Look through the data below and say how many of its lines contain "name", adding nothing else.

> [Dataset excerpts]:
****************************************

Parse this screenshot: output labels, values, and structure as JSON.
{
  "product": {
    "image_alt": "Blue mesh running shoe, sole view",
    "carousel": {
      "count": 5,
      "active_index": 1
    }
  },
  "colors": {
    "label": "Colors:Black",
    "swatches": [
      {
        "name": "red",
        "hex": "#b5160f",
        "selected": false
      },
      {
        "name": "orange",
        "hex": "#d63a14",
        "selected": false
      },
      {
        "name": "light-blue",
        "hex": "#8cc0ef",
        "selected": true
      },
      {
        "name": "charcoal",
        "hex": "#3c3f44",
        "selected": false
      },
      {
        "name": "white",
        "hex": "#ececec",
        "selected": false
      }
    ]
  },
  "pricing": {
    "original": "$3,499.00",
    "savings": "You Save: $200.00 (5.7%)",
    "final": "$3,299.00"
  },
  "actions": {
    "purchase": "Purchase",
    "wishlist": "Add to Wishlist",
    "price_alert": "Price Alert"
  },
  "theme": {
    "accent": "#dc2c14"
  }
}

****************************************

> [Solved exercise]: 5